▶ Objective: Collect the lines of the entries where "Customers" shows up.

▶ Entries:
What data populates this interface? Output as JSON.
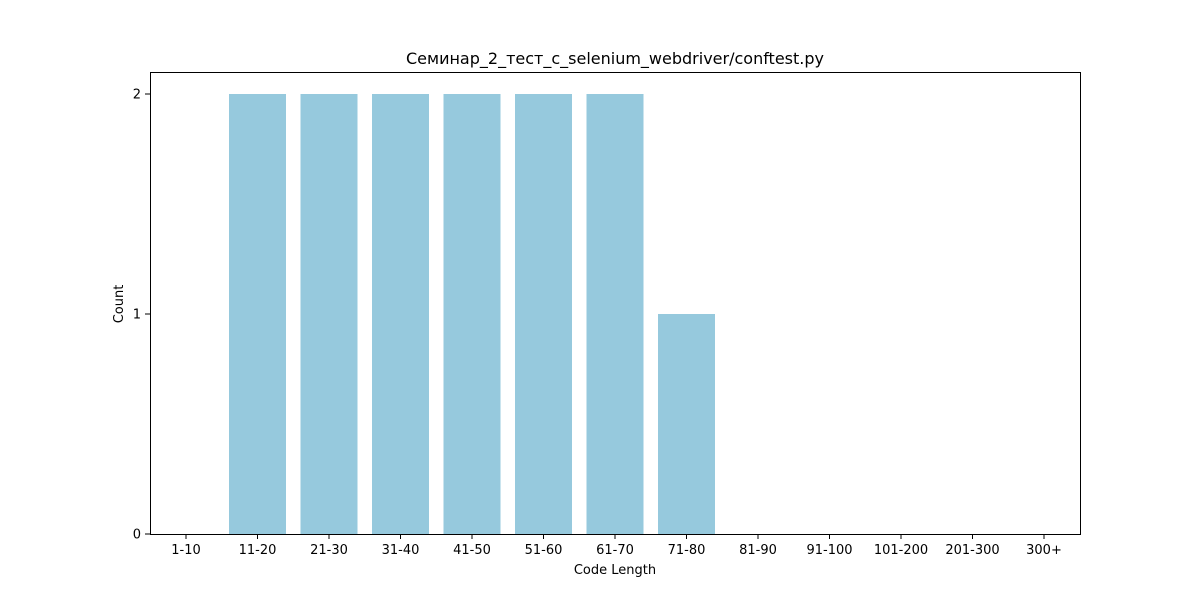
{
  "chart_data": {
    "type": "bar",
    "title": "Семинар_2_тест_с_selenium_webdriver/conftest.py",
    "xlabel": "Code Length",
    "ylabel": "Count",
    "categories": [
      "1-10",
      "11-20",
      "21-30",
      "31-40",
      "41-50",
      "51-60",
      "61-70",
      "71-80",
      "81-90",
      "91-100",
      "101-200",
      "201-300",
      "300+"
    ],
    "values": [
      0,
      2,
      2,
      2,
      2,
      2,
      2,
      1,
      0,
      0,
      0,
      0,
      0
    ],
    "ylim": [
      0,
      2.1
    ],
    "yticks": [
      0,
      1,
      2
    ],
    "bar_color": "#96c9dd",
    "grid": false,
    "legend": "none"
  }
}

--

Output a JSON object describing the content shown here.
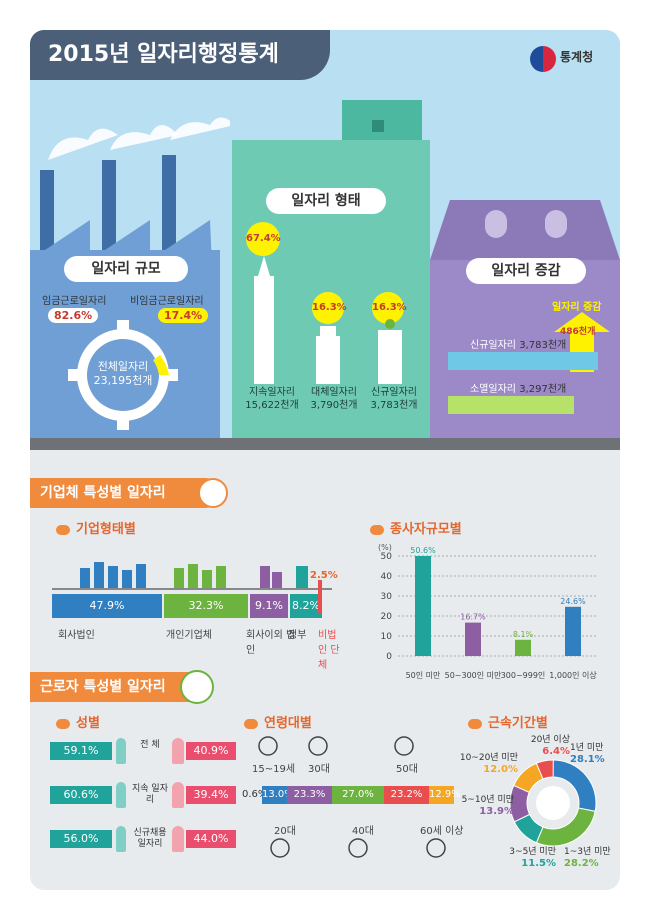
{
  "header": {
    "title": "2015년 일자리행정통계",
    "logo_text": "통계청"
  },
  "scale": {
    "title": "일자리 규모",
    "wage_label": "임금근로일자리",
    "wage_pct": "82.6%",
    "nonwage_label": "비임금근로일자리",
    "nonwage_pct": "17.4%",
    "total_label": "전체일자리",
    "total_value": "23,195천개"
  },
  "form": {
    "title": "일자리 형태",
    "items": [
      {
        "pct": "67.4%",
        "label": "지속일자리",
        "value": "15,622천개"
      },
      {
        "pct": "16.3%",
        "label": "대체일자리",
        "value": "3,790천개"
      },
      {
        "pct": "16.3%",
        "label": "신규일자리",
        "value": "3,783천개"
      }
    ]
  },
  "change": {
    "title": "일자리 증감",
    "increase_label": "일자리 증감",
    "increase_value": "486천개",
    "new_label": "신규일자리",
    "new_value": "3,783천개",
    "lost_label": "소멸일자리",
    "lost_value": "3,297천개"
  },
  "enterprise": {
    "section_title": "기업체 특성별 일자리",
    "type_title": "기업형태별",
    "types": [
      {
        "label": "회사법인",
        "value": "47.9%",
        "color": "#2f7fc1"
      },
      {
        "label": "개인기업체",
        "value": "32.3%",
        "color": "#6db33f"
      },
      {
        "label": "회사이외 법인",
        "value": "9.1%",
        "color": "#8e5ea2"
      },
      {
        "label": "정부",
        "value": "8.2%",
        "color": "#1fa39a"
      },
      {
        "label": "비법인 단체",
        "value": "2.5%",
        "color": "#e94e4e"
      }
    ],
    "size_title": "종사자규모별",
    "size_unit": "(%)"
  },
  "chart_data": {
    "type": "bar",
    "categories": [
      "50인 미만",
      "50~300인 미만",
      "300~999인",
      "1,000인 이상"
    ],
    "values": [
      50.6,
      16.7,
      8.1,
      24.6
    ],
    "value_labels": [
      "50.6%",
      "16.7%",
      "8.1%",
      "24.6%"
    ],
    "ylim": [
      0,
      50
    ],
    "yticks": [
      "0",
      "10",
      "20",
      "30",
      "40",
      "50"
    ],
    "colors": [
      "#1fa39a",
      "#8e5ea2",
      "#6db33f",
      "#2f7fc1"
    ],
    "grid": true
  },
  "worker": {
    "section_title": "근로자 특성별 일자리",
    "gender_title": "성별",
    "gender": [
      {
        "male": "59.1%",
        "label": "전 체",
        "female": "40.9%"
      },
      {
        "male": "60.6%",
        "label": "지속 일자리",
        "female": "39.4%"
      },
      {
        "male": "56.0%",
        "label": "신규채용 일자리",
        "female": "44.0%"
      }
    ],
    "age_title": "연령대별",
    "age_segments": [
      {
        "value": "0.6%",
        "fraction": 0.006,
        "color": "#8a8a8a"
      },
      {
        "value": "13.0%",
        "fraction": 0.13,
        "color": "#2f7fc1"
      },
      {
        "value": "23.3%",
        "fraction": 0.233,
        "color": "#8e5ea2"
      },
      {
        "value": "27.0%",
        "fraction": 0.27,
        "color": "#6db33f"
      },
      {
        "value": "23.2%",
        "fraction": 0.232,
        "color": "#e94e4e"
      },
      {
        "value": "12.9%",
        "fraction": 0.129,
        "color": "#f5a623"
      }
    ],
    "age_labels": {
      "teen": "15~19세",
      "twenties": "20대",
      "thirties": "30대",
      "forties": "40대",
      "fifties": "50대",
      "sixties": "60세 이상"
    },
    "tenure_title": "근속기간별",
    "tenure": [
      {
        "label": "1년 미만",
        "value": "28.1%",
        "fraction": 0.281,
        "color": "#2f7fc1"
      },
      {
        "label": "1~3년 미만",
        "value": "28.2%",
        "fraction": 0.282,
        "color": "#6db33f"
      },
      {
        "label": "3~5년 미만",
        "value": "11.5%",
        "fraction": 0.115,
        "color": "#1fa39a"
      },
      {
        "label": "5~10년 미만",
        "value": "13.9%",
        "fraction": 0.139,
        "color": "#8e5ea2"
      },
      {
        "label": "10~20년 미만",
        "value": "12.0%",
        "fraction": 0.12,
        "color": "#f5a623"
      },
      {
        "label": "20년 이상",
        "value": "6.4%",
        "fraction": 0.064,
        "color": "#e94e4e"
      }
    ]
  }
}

...

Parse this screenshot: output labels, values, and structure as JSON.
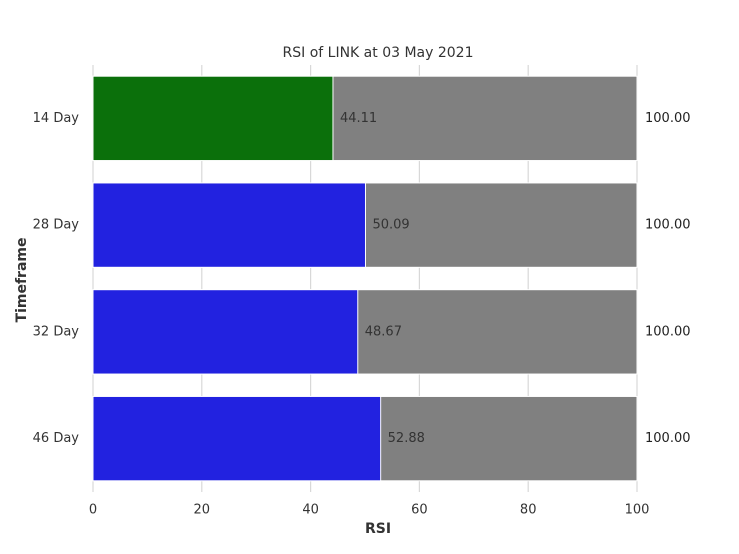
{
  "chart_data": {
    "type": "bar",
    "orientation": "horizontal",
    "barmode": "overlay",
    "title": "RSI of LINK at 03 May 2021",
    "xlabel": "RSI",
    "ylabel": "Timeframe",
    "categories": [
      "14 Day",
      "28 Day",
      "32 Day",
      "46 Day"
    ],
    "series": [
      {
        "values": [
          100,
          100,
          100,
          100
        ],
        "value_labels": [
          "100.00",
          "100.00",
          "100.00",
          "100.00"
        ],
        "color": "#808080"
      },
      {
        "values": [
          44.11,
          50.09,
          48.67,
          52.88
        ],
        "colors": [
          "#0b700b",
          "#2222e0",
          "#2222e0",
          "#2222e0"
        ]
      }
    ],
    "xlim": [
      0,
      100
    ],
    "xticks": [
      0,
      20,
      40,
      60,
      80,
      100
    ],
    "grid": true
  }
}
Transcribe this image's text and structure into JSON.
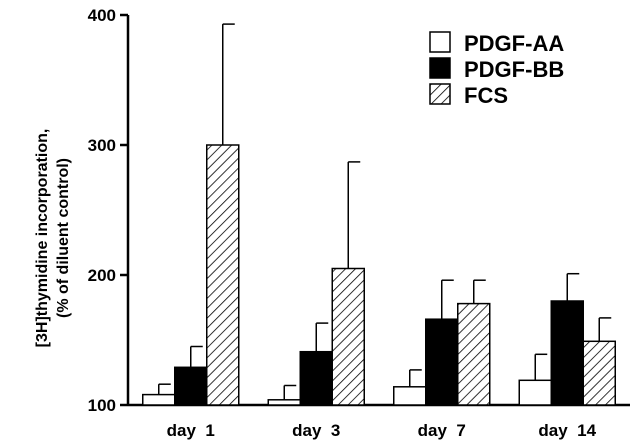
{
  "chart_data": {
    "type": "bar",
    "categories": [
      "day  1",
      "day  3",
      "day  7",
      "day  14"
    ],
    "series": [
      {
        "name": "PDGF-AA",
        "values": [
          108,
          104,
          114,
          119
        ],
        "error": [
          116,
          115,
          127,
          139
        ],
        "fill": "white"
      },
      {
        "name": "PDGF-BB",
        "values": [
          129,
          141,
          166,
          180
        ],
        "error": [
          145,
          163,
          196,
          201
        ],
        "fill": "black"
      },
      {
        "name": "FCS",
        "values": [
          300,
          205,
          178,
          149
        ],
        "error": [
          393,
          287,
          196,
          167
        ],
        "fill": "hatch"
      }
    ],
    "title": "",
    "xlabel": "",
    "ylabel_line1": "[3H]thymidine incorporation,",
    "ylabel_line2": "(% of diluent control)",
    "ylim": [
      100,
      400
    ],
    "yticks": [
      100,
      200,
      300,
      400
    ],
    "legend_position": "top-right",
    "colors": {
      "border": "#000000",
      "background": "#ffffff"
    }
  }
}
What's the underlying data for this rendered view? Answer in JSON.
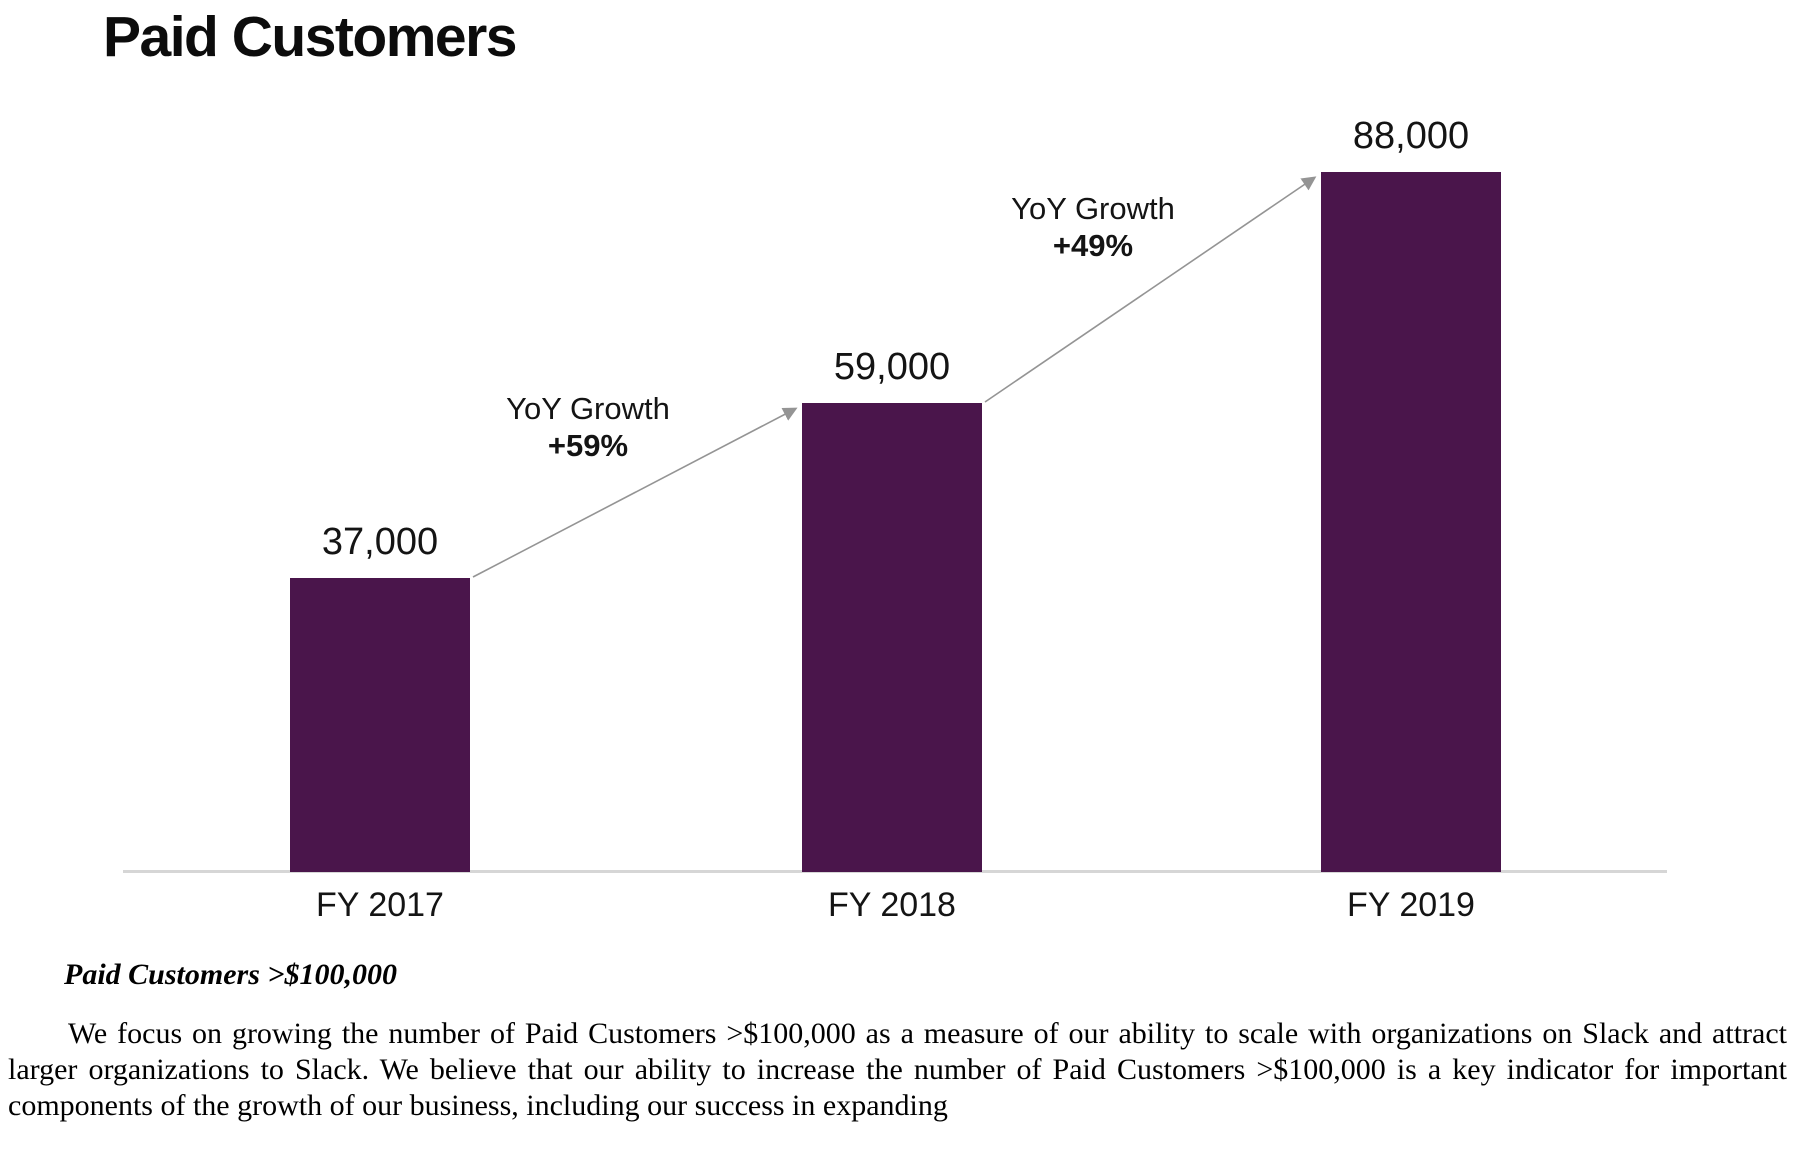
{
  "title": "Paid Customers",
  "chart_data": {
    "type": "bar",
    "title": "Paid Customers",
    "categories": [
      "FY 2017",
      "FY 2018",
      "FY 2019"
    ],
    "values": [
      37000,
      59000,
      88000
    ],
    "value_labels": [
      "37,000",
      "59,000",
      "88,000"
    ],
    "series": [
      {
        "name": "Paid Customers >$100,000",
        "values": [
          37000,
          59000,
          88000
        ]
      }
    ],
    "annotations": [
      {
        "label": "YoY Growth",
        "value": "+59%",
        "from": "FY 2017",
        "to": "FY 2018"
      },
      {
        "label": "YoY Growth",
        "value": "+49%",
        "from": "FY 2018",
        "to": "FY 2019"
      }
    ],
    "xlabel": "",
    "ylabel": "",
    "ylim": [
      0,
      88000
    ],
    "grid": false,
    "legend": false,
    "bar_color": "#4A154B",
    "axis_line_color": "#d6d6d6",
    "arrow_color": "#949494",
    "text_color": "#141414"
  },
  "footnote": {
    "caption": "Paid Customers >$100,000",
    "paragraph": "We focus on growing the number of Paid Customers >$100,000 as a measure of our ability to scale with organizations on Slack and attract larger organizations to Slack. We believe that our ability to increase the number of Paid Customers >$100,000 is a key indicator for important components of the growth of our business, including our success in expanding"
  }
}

▶ Exercise solution:
  "title": "Paid Customers",
    "title": "Paid Customers",
        "name": "Paid Customers >$100,000",
    "caption": "Paid Customers >$100,000",
    "paragraph": "We focus on growing the number of Paid Customers >$100,000 as a measure of our ability to scale with organizations on Slack and attract larger organizations to Slack. We believe that our ability to increase the number of Paid Customers >$100,000 is a key indicator for important components of the growth of our business, including our success in expanding"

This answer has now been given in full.